Begin Provided material
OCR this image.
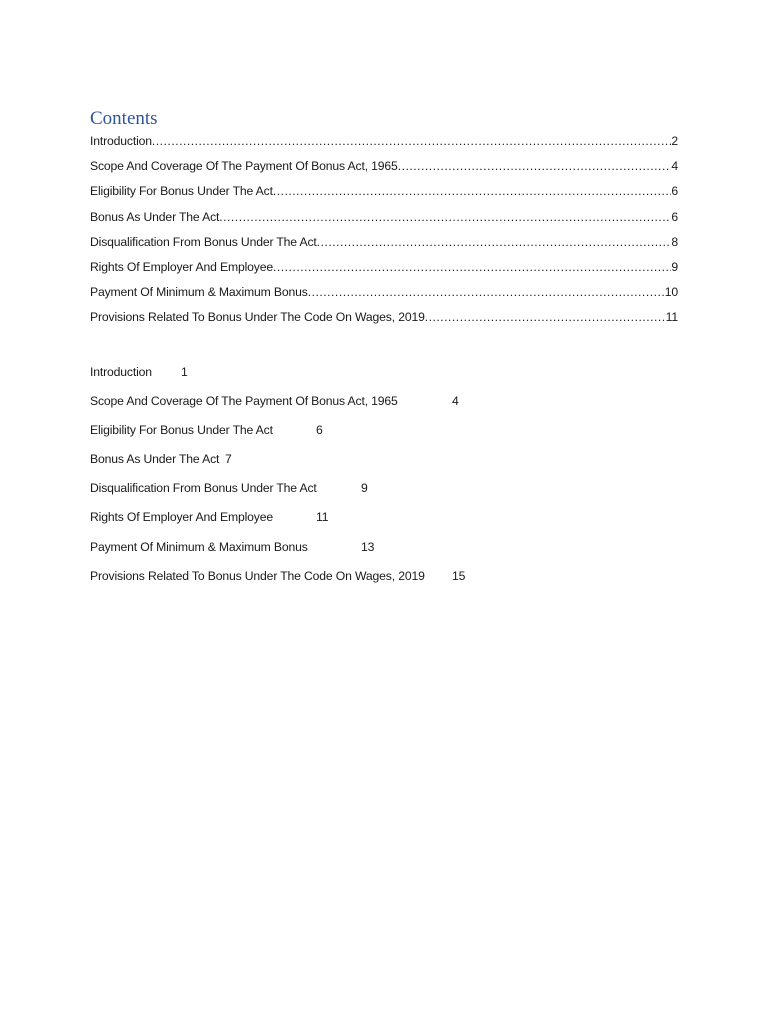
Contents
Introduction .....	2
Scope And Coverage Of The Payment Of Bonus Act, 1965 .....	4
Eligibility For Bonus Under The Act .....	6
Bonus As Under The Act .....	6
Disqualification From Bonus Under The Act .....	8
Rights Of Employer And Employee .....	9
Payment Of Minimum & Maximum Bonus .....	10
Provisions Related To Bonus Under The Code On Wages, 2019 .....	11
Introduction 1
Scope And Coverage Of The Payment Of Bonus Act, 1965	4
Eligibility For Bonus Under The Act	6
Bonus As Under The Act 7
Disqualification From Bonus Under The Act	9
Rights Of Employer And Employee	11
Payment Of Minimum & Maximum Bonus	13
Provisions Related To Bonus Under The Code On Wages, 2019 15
End Provided material
Begin Provided material
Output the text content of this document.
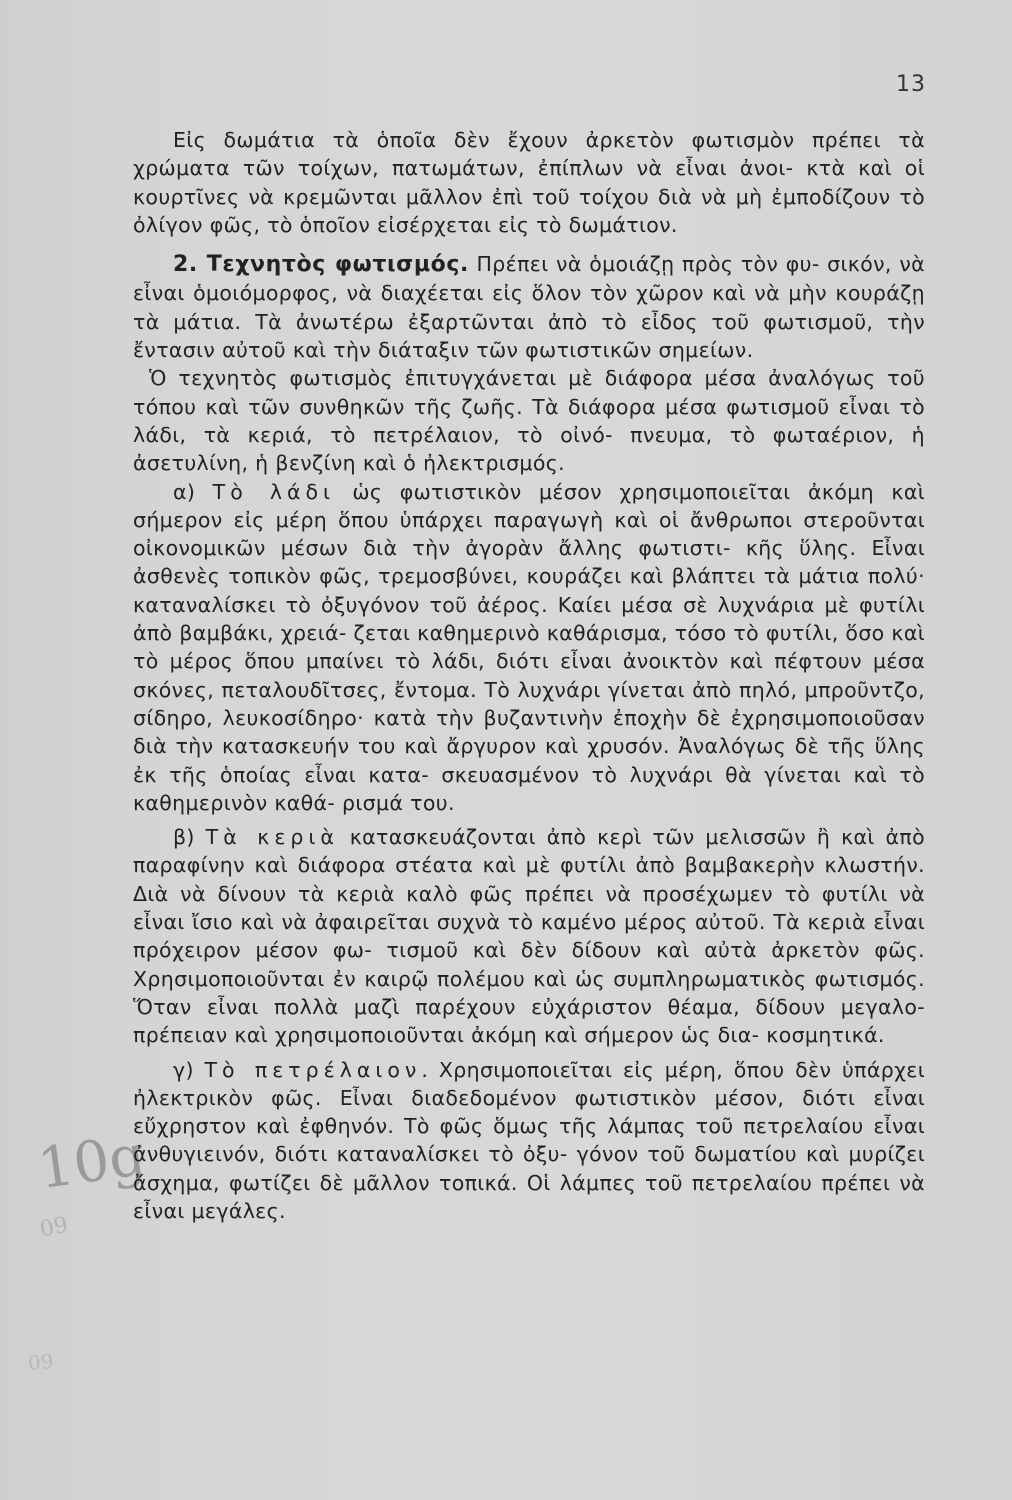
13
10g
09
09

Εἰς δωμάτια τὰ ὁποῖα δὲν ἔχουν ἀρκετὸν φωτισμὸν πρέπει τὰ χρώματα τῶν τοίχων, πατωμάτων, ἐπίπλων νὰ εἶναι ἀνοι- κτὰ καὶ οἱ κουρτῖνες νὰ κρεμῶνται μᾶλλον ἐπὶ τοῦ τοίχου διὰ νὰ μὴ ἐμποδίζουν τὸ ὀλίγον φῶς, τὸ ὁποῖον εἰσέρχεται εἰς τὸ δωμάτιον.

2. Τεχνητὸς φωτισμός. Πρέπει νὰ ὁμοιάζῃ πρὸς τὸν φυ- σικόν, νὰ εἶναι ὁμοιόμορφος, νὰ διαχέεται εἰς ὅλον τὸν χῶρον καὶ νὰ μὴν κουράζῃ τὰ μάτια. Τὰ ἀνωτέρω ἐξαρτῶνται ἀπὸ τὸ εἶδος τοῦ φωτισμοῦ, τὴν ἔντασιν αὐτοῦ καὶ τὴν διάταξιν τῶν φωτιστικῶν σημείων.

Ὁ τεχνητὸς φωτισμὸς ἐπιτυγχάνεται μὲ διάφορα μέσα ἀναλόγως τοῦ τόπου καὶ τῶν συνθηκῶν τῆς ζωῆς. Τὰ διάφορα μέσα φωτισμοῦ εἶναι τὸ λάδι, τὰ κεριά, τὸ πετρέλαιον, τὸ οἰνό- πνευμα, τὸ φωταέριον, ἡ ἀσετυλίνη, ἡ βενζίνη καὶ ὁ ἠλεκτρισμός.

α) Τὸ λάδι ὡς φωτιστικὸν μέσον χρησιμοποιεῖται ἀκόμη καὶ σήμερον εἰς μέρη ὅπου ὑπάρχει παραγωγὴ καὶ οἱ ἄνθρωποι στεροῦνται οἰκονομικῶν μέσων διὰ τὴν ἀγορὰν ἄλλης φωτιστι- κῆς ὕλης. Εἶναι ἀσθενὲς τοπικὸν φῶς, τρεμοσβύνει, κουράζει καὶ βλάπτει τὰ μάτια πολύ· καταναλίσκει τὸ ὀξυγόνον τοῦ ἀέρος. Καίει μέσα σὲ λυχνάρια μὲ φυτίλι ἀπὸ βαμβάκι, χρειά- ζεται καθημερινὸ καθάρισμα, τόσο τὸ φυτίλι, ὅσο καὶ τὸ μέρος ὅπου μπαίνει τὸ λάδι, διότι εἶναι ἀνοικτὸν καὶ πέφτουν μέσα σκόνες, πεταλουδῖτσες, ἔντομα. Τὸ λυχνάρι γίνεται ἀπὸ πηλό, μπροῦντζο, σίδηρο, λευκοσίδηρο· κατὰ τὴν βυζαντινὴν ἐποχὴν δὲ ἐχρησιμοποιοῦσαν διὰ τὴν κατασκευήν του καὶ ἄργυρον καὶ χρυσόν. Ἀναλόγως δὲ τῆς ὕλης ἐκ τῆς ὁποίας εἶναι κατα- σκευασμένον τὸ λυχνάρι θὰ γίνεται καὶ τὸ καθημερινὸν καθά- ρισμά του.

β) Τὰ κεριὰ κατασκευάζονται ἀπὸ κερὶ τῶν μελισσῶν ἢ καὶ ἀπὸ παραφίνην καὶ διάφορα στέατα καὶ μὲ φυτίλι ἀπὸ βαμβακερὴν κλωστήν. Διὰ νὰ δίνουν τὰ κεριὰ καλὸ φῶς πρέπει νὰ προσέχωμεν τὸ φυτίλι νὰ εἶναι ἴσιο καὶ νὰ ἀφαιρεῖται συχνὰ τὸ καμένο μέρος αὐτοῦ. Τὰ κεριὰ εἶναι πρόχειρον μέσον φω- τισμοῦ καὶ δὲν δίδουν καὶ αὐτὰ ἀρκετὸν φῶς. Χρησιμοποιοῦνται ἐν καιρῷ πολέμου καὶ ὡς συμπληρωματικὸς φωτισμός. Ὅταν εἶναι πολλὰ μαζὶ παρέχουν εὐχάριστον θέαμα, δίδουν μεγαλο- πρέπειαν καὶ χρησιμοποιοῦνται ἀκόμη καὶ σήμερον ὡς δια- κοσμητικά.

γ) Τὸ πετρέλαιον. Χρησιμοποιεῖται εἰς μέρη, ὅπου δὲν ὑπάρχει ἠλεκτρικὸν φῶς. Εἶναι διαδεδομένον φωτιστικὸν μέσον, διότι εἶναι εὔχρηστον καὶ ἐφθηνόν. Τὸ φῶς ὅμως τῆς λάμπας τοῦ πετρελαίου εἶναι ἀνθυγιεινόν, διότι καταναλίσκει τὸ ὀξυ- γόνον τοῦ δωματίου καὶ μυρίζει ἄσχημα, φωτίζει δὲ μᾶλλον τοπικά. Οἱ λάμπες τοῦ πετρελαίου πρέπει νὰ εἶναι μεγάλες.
End Provided material
_Task instructions_:
Among the records above, find each line holding the string "Wages" and pull it out.

_Output for this exercise_:
Provisions Related To Bonus Under The Code On Wages, 2019 .....	11
Provisions Related To Bonus Under The Code On Wages, 2019 15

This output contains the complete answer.